== DIRECTIONS ==
Scan the entries below and extract each line with the word "structure" in it.
+---+
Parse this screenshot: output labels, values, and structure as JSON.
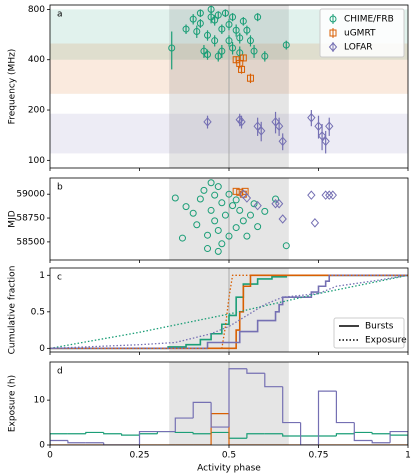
{
  "chart_data": [
    {
      "type": "errorbar",
      "panel_label": "a",
      "ylabel": "Frequency (MHz)",
      "log_y": true,
      "xlim": [
        0,
        1
      ],
      "xticks": [
        0,
        0.25,
        0.5,
        0.75,
        1
      ],
      "ylim": [
        90,
        850
      ],
      "yticks": [
        100,
        200,
        400,
        800
      ],
      "shaded_span": [
        0.333,
        0.667
      ],
      "vline": 0.5,
      "legend": "upper right",
      "series": [
        {
          "name": "CHIME/FRB",
          "color": "#1b9e77",
          "marker": "circle",
          "band": [
            400,
            800
          ],
          "x": [
            0.34,
            0.38,
            0.4,
            0.41,
            0.42,
            0.42,
            0.43,
            0.44,
            0.44,
            0.45,
            0.45,
            0.46,
            0.46,
            0.47,
            0.47,
            0.48,
            0.48,
            0.49,
            0.5,
            0.5,
            0.51,
            0.51,
            0.52,
            0.53,
            0.53,
            0.54,
            0.55,
            0.56,
            0.57,
            0.58,
            0.6,
            0.66
          ],
          "y": [
            470,
            610,
            700,
            590,
            760,
            660,
            450,
            560,
            430,
            720,
            800,
            520,
            690,
            740,
            420,
            610,
            450,
            760,
            520,
            650,
            470,
            720,
            600,
            440,
            540,
            680,
            600,
            520,
            450,
            720,
            420,
            490
          ],
          "yerr": [
            120,
            40,
            50,
            50,
            40,
            40,
            40,
            40,
            30,
            60,
            40,
            40,
            50,
            40,
            30,
            40,
            40,
            40,
            40,
            50,
            40,
            40,
            50,
            40,
            40,
            40,
            40,
            40,
            40,
            40,
            30,
            30
          ]
        },
        {
          "name": "uGMRT",
          "color": "#d95f02",
          "marker": "square",
          "band": [
            250,
            500
          ],
          "x": [
            0.52,
            0.53,
            0.535,
            0.54,
            0.56
          ],
          "y": [
            400,
            380,
            350,
            410,
            310
          ],
          "yerr": [
            20,
            25,
            20,
            20,
            20
          ]
        },
        {
          "name": "LOFAR",
          "color": "#7570b3",
          "marker": "diamond",
          "band": [
            110,
            190
          ],
          "x": [
            0.44,
            0.53,
            0.535,
            0.58,
            0.59,
            0.63,
            0.64,
            0.65,
            0.73,
            0.75,
            0.76,
            0.77,
            0.78
          ],
          "y": [
            170,
            175,
            170,
            160,
            150,
            170,
            160,
            130,
            180,
            160,
            140,
            130,
            160
          ],
          "yerr": [
            15,
            15,
            15,
            20,
            20,
            25,
            20,
            15,
            20,
            25,
            25,
            20,
            20
          ]
        }
      ]
    },
    {
      "type": "scatter",
      "panel_label": "b",
      "ylabel": "MJD",
      "xlim": [
        0,
        1
      ],
      "xticks": [
        0,
        0.25,
        0.5,
        0.75,
        1
      ],
      "ylim": [
        58310,
        59170
      ],
      "yticks": [
        58500,
        58750,
        59000
      ],
      "shaded_span": [
        0.333,
        0.667
      ],
      "vline": 0.5,
      "series": [
        {
          "name": "CHIME/FRB",
          "color": "#1b9e77",
          "marker": "circle",
          "x": [
            0.35,
            0.38,
            0.4,
            0.41,
            0.42,
            0.43,
            0.44,
            0.45,
            0.45,
            0.46,
            0.46,
            0.47,
            0.47,
            0.48,
            0.48,
            0.49,
            0.5,
            0.5,
            0.51,
            0.52,
            0.52,
            0.53,
            0.54,
            0.55,
            0.56,
            0.57,
            0.58,
            0.6,
            0.63,
            0.66,
            0.44,
            0.47,
            0.37
          ],
          "y": [
            58960,
            58870,
            58800,
            58680,
            58950,
            59040,
            58570,
            59120,
            58830,
            58990,
            58720,
            59080,
            58620,
            58910,
            58480,
            58780,
            59000,
            58560,
            58880,
            58650,
            58940,
            58830,
            58720,
            58560,
            58780,
            58900,
            58660,
            58820,
            58950,
            58460,
            58430,
            58400,
            58540
          ]
        },
        {
          "name": "uGMRT",
          "color": "#d95f02",
          "marker": "square",
          "x": [
            0.52,
            0.53,
            0.54,
            0.545
          ],
          "y": [
            59030,
            59020,
            59000,
            59030
          ]
        },
        {
          "name": "LOFAR",
          "color": "#7570b3",
          "marker": "diamond",
          "x": [
            0.54,
            0.55,
            0.58,
            0.63,
            0.64,
            0.65,
            0.73,
            0.74,
            0.77,
            0.78,
            0.79
          ],
          "y": [
            59000,
            58960,
            58880,
            58900,
            58900,
            58740,
            58990,
            58700,
            58990,
            58990,
            58990
          ]
        }
      ]
    },
    {
      "type": "line",
      "panel_label": "c",
      "ylabel": "Cumulative fraction",
      "xlim": [
        0,
        1
      ],
      "xticks": [
        0,
        0.25,
        0.5,
        0.75,
        1
      ],
      "ylim": [
        -0.05,
        1.1
      ],
      "yticks": [
        0,
        0.5,
        1
      ],
      "shaded_span": [
        0.333,
        0.667
      ],
      "vline": 0.5,
      "legend": "lower right",
      "legend_entries": [
        {
          "name": "Bursts",
          "dash": "solid"
        },
        {
          "name": "Exposure",
          "dash": "dotted"
        }
      ],
      "series": [
        {
          "color": "#1b9e77",
          "dash": "solid",
          "step": true,
          "x": [
            0,
            0.33,
            0.38,
            0.42,
            0.45,
            0.48,
            0.5,
            0.52,
            0.54,
            0.58,
            0.62,
            0.66,
            1
          ],
          "y": [
            0,
            0.02,
            0.05,
            0.12,
            0.2,
            0.33,
            0.45,
            0.7,
            0.88,
            0.95,
            0.98,
            1,
            1
          ]
        },
        {
          "color": "#d95f02",
          "dash": "solid",
          "step": true,
          "x": [
            0,
            0.5,
            0.52,
            0.53,
            0.54,
            0.56,
            1
          ],
          "y": [
            0,
            0,
            0.25,
            0.5,
            0.85,
            1,
            1
          ]
        },
        {
          "color": "#7570b3",
          "dash": "solid",
          "step": true,
          "x": [
            0,
            0.44,
            0.53,
            0.58,
            0.63,
            0.64,
            0.65,
            0.73,
            0.75,
            0.77,
            0.78,
            1
          ],
          "y": [
            0,
            0.08,
            0.23,
            0.38,
            0.5,
            0.6,
            0.7,
            0.77,
            0.85,
            0.92,
            1,
            1
          ]
        },
        {
          "color": "#1b9e77",
          "dash": "dotted",
          "step": false,
          "x": [
            0,
            0.25,
            0.5,
            0.75,
            1
          ],
          "y": [
            0,
            0.22,
            0.47,
            0.75,
            1
          ]
        },
        {
          "color": "#d95f02",
          "dash": "dotted",
          "step": false,
          "x": [
            0,
            0.48,
            0.49,
            0.5,
            0.51,
            1
          ],
          "y": [
            0,
            0,
            0.3,
            0.7,
            1,
            1
          ]
        },
        {
          "color": "#7570b3",
          "dash": "dotted",
          "step": false,
          "x": [
            0,
            0.25,
            0.35,
            0.45,
            0.5,
            0.55,
            0.6,
            0.65,
            0.75,
            0.8,
            0.9,
            1
          ],
          "y": [
            0,
            0.05,
            0.08,
            0.2,
            0.3,
            0.45,
            0.6,
            0.7,
            0.75,
            0.85,
            0.92,
            1
          ]
        }
      ]
    },
    {
      "type": "histogram",
      "panel_label": "d",
      "ylabel": "Exposure (h)",
      "xlabel": "Activity phase",
      "xlim": [
        0,
        1
      ],
      "xticks": [
        0,
        0.25,
        0.5,
        0.75,
        1
      ],
      "ylim": [
        0,
        18.5
      ],
      "yticks": [
        0,
        10
      ],
      "shaded_span": [
        0.333,
        0.667
      ],
      "vline": 0.5,
      "bins": [
        0,
        0.05,
        0.1,
        0.15,
        0.2,
        0.25,
        0.3,
        0.35,
        0.4,
        0.45,
        0.5,
        0.55,
        0.6,
        0.65,
        0.7,
        0.75,
        0.8,
        0.85,
        0.9,
        0.95,
        1
      ],
      "series": [
        {
          "color": "#1b9e77",
          "values": [
            2.5,
            2.5,
            2.8,
            2.5,
            2.2,
            2.5,
            3,
            2.8,
            2.5,
            2.8,
            1.5,
            2.5,
            2.5,
            2,
            2,
            2,
            2.5,
            2.8,
            2.5,
            2.2
          ]
        },
        {
          "color": "#d95f02",
          "values": [
            0,
            0,
            0,
            0,
            0,
            0,
            0,
            0,
            0,
            7,
            0,
            0,
            0,
            0,
            0,
            0,
            0,
            0,
            0,
            0
          ]
        },
        {
          "color": "#7570b3",
          "values": [
            1,
            0.5,
            0.5,
            0,
            0,
            3,
            3,
            6,
            9.5,
            4,
            17,
            16,
            13,
            5,
            0,
            12,
            5,
            1,
            0.5,
            3
          ]
        }
      ]
    }
  ]
}
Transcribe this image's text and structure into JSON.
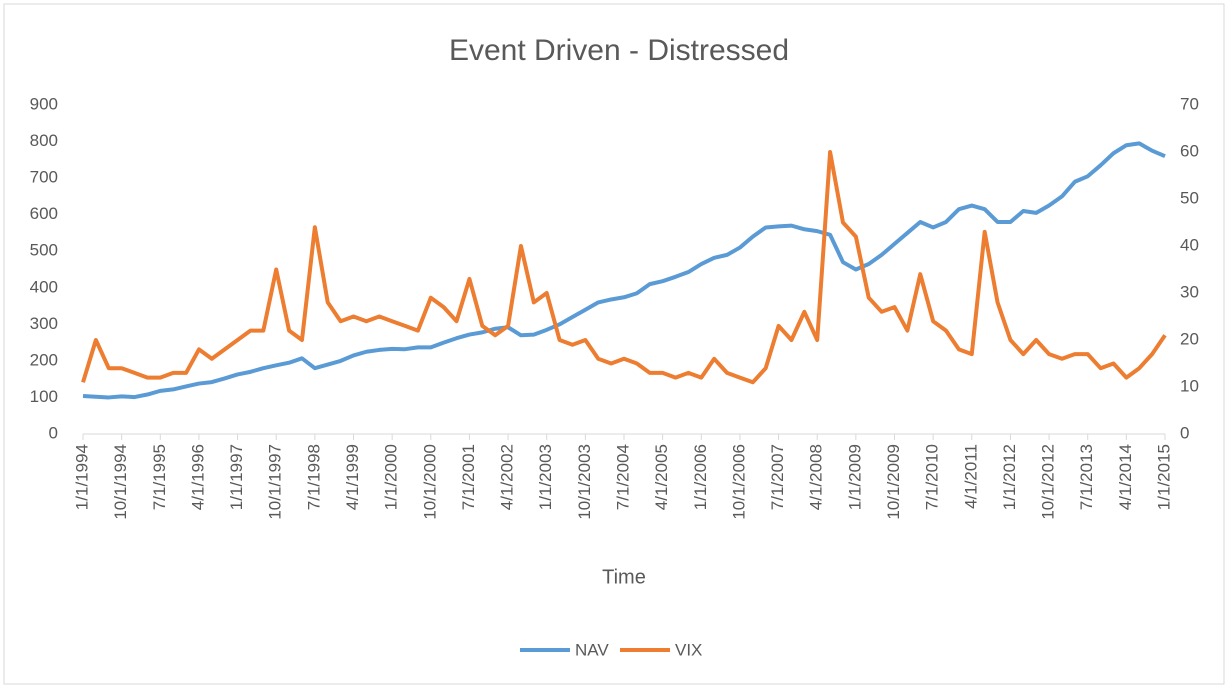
+---+
== ANSWER TO THIS TASK ==
Parse this screenshot: output labels, values, and structure as JSON.
Transcribe this image's text and structure into JSON.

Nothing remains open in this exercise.